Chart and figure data
═══

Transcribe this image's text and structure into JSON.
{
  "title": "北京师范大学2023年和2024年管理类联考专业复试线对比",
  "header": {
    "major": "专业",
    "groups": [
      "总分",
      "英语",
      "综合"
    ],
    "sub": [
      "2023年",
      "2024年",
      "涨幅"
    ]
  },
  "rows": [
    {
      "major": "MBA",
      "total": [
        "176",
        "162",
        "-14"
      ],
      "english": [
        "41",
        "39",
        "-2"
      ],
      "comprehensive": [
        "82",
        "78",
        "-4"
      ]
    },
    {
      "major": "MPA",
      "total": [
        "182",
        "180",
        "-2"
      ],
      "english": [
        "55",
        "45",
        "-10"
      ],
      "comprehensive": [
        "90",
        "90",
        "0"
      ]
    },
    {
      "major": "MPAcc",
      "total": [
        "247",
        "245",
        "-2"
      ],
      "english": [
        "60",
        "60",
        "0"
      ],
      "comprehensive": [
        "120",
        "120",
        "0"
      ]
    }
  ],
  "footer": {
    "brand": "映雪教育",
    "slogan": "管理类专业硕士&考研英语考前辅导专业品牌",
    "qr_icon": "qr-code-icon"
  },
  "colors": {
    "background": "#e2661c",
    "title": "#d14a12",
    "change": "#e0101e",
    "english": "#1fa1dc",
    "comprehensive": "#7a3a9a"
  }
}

═══

_Task to complete_: Write the whole listing out again. Keep every line exactly as it is.

_Exercise solution_:
Transcribe this image's text and structure into JSON.
{
  "title": "北京师范大学2023年和2024年管理类联考专业复试线对比",
  "header": {
    "major": "专业",
    "groups": [
      "总分",
      "英语",
      "综合"
    ],
    "sub": [
      "2023年",
      "2024年",
      "涨幅"
    ]
  },
  "rows": [
    {
      "major": "MBA",
      "total": [
        "176",
        "162",
        "-14"
      ],
      "english": [
        "41",
        "39",
        "-2"
      ],
      "comprehensive": [
        "82",
        "78",
        "-4"
      ]
    },
    {
      "major": "MPA",
      "total": [
        "182",
        "180",
        "-2"
      ],
      "english": [
        "55",
        "45",
        "-10"
      ],
      "comprehensive": [
        "90",
        "90",
        "0"
      ]
    },
    {
      "major": "MPAcc",
      "total": [
        "247",
        "245",
        "-2"
      ],
      "english": [
        "60",
        "60",
        "0"
      ],
      "comprehensive": [
        "120",
        "120",
        "0"
      ]
    }
  ],
  "footer": {
    "brand": "映雪教育",
    "slogan": "管理类专业硕士&考研英语考前辅导专业品牌",
    "qr_icon": "qr-code-icon"
  },
  "colors": {
    "background": "#e2661c",
    "title": "#d14a12",
    "change": "#e0101e",
    "english": "#1fa1dc",
    "comprehensive": "#7a3a9a"
  }
}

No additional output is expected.